Given exercise: Copy each of the entries below character for character, keeping every line as it stands.

= = = = = = =

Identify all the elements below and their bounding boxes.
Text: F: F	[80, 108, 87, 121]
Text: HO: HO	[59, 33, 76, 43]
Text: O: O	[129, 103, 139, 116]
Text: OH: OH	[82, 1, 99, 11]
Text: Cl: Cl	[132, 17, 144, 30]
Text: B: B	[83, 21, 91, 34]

= = = = = = =

Correct output:
Identify all the elements below and their bounding boxes.
Text: F: F	[80, 108, 87, 121]
Text: HO: HO	[59, 33, 76, 43]
Text: O: O	[129, 103, 139, 116]
Text: OH: OH	[82, 1, 99, 11]
Text: Cl: Cl	[132, 17, 144, 30]
Text: B: B	[83, 21, 91, 34]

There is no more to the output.